Short task - Check each line of the listing below for the string "Normal", and copy the ones that have it.

Raw data -

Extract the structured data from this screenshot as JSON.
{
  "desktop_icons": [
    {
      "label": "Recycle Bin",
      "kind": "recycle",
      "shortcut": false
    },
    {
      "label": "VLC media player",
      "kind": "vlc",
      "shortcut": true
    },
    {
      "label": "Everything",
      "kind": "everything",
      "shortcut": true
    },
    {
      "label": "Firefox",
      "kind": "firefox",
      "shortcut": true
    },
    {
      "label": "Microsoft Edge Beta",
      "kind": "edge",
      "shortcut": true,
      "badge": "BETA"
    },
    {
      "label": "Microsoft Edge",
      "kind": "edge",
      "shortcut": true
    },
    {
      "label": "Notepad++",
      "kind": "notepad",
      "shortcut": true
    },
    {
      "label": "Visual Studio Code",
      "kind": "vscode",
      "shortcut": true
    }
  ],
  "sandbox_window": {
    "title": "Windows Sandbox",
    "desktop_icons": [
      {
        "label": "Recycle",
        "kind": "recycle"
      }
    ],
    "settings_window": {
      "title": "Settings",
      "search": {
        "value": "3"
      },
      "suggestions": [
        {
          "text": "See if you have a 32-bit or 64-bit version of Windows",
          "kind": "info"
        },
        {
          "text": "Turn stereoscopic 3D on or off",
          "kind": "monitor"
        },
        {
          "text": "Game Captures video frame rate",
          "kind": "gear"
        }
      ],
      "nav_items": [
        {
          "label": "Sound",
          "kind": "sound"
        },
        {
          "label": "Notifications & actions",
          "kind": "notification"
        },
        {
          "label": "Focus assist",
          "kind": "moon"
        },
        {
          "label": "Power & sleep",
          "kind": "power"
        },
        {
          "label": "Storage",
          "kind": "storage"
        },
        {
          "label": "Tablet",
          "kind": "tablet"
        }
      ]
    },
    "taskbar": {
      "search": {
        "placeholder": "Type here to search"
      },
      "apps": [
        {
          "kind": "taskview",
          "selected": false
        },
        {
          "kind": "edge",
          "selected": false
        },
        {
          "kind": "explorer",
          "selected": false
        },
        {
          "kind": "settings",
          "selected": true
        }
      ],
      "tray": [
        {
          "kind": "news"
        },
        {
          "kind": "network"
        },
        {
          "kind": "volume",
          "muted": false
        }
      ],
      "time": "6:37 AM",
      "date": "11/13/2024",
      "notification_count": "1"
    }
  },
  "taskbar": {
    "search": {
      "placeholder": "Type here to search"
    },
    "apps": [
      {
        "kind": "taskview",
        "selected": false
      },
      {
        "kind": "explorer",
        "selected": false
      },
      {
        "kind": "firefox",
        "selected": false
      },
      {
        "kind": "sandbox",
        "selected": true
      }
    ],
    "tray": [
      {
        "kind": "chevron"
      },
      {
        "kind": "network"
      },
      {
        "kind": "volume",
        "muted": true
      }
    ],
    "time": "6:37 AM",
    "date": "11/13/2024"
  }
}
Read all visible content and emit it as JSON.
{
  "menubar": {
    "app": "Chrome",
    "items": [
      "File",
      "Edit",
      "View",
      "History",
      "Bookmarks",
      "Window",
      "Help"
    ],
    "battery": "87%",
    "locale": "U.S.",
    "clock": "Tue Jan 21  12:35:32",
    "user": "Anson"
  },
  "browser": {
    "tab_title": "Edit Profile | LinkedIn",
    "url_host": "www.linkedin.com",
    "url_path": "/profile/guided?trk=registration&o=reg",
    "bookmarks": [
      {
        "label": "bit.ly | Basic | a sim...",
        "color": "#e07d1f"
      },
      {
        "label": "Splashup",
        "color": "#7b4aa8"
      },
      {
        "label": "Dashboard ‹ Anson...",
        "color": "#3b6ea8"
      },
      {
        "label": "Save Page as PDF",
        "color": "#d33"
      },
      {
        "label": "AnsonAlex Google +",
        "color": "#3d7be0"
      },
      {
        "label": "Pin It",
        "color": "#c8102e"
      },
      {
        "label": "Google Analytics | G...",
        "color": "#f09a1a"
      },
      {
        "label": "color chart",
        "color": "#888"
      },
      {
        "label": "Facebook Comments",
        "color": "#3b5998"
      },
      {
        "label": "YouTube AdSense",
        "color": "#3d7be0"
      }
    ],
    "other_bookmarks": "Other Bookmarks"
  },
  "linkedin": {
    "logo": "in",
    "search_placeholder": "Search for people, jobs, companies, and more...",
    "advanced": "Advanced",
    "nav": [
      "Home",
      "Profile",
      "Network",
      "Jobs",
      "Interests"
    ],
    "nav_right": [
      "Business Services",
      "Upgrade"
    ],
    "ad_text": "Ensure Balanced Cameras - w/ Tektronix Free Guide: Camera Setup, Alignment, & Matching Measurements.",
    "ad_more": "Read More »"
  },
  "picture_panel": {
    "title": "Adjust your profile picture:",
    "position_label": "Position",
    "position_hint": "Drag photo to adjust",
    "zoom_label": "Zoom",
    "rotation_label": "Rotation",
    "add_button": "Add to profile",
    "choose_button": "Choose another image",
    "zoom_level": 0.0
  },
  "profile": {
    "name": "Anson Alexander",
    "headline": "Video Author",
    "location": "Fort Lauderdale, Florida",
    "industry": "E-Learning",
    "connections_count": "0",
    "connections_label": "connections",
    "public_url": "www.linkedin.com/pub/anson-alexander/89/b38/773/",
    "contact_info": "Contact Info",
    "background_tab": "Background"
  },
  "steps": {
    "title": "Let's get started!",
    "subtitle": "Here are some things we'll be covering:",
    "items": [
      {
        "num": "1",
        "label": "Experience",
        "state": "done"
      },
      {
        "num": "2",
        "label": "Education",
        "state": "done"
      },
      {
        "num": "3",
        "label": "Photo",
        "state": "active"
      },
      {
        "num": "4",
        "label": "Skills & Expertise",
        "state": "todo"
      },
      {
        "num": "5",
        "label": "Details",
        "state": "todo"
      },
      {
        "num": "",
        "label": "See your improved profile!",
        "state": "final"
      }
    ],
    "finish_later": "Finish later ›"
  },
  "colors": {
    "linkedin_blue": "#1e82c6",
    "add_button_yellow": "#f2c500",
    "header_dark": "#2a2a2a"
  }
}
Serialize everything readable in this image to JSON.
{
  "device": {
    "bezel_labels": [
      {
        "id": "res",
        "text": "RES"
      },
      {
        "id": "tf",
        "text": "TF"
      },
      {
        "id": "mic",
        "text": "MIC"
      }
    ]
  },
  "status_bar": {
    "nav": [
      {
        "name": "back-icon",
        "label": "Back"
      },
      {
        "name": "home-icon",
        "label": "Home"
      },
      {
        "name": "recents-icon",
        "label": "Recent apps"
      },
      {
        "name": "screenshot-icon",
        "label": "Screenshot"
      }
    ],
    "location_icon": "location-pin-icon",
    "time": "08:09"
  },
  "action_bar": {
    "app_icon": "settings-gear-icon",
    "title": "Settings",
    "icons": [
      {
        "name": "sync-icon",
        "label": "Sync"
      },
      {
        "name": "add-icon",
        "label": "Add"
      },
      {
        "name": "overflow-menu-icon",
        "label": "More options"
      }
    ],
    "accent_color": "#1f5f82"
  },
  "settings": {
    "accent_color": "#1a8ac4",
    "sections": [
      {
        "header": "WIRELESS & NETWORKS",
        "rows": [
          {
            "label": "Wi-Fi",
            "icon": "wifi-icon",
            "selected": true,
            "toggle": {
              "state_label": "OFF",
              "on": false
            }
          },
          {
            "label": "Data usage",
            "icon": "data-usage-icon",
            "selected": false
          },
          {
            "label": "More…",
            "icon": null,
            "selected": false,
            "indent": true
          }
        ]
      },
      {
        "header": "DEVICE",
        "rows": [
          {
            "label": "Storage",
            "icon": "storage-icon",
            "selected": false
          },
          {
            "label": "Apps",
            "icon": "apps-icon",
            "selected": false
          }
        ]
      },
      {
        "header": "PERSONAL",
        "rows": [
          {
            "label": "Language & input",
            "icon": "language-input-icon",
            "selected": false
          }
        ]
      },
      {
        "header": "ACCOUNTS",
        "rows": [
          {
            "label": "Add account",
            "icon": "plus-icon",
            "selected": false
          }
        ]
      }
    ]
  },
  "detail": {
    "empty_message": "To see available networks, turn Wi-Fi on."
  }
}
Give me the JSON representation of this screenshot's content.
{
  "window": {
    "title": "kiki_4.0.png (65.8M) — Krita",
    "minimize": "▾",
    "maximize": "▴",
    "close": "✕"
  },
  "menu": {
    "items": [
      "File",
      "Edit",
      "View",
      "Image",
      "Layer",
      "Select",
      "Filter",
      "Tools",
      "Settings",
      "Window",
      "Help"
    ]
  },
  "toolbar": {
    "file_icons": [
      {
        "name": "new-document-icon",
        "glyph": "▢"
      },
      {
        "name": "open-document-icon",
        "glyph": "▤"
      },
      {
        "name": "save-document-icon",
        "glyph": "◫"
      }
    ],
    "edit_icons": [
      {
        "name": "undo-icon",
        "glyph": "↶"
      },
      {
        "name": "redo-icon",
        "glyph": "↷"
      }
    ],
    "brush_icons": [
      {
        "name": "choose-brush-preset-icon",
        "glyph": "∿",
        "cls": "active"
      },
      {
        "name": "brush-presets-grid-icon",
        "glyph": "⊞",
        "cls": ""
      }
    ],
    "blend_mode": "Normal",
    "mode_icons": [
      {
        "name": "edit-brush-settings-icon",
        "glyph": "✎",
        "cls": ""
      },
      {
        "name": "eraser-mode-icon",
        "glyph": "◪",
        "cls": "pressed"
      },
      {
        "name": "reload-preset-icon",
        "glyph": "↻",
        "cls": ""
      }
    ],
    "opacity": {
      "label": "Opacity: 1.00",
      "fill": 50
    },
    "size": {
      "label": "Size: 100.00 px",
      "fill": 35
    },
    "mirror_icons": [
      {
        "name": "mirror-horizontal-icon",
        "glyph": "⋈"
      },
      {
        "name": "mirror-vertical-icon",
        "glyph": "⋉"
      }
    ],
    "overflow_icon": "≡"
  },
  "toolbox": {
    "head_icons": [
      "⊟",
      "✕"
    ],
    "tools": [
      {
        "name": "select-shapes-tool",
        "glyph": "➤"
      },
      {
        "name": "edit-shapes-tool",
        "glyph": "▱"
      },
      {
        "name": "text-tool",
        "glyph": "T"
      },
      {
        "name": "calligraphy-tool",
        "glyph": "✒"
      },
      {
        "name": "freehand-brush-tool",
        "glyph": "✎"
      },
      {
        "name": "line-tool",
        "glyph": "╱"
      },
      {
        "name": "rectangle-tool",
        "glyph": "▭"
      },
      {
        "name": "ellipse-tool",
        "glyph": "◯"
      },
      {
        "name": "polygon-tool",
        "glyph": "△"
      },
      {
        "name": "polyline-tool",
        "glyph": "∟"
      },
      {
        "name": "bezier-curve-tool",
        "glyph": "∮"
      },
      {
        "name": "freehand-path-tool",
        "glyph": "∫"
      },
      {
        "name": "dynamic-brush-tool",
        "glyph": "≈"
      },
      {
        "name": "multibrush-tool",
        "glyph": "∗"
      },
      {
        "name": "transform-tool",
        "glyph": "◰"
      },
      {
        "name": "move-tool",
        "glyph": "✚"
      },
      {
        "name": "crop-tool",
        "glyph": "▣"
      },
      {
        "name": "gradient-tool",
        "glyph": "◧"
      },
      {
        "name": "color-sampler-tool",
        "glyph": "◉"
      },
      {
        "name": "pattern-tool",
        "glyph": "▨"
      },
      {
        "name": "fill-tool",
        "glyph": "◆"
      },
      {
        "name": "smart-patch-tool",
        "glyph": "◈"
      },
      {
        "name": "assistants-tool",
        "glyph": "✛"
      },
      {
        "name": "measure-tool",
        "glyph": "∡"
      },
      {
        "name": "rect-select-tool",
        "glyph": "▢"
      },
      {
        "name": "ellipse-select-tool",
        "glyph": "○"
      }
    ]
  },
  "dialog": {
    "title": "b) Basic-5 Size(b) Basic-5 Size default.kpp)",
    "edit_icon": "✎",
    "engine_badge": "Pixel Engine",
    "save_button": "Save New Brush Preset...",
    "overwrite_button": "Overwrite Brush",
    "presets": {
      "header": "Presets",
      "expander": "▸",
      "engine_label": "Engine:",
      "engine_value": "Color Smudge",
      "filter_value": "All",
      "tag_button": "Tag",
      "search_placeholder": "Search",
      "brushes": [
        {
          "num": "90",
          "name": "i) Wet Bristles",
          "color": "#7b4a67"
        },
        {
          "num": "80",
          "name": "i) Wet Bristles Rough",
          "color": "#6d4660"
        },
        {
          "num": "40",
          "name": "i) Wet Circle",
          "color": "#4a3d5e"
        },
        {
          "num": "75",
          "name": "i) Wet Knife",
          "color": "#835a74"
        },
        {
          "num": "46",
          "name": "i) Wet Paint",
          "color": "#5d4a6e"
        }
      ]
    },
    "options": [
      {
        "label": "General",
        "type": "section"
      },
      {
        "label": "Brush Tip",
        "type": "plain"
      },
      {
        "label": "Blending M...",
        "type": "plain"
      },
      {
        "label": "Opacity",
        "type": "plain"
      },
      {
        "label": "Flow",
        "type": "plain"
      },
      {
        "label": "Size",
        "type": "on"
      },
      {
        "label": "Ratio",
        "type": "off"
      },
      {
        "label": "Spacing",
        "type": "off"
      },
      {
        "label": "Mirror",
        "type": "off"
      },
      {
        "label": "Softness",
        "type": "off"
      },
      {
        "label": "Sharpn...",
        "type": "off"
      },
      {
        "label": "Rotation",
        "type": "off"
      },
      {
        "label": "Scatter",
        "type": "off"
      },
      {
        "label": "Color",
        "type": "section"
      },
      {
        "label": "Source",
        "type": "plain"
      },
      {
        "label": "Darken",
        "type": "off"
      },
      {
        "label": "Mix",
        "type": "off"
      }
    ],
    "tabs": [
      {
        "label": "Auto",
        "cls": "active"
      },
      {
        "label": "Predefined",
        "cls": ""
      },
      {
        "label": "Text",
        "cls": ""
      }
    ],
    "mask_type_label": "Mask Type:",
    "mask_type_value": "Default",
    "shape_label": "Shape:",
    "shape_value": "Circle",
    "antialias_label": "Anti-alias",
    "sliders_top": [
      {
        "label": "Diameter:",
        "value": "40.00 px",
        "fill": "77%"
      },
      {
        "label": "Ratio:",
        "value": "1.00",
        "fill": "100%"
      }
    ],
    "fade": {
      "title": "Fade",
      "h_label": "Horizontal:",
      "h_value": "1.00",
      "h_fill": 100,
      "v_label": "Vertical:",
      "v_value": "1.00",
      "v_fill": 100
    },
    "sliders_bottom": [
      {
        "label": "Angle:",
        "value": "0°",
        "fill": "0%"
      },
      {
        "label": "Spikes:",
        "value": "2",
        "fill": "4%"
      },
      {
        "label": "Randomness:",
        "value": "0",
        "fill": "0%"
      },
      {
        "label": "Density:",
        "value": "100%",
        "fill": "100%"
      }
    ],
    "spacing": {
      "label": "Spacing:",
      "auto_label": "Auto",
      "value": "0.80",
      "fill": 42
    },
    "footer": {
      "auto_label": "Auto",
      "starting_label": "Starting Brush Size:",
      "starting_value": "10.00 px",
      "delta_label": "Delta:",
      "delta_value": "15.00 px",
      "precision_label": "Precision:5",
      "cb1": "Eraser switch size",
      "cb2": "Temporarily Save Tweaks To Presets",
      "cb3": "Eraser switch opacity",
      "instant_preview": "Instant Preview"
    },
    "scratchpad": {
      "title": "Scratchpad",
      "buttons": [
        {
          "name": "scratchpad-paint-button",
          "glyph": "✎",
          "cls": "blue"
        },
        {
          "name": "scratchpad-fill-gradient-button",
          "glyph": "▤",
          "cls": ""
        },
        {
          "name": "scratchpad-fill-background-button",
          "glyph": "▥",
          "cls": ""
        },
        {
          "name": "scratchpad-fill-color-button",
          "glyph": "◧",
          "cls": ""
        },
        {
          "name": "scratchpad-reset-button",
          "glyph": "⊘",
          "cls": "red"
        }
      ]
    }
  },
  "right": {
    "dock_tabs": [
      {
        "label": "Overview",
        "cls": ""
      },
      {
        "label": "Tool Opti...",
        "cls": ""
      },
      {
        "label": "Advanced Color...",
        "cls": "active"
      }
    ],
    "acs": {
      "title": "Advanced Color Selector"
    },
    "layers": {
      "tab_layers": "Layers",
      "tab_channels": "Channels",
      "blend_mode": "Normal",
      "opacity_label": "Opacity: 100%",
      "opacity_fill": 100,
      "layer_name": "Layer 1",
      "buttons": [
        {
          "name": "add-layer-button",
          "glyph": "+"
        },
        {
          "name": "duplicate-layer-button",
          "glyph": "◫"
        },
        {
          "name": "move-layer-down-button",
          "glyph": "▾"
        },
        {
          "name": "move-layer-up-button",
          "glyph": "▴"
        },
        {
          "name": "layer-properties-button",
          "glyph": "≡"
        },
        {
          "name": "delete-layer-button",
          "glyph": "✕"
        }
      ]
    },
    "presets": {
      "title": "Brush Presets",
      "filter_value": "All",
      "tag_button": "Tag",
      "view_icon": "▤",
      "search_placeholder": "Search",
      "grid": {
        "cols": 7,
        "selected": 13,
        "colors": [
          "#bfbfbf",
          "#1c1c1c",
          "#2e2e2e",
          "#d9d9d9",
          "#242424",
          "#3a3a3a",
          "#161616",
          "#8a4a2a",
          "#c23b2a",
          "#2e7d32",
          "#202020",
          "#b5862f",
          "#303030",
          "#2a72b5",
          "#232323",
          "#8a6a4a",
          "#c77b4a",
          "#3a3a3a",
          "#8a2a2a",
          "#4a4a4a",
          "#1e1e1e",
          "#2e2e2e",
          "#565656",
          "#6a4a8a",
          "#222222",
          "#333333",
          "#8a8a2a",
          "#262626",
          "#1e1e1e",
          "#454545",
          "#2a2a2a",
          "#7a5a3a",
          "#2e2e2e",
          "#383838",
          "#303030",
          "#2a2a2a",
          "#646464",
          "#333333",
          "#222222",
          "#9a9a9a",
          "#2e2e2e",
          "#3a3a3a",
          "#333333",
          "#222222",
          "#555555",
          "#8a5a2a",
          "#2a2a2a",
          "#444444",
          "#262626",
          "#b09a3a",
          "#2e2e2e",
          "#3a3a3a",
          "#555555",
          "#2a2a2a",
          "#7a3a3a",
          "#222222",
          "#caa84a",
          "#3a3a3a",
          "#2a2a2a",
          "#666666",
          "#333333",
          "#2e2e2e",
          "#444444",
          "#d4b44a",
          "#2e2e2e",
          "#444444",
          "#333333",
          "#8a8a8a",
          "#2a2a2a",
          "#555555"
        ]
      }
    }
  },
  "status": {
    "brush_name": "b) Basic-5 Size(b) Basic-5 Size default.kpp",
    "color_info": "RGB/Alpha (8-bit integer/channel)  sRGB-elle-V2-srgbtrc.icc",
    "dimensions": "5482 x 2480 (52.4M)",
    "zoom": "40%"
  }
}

Worked answer -
    "blend_mode": "Normal",
      "blend_mode": "Normal",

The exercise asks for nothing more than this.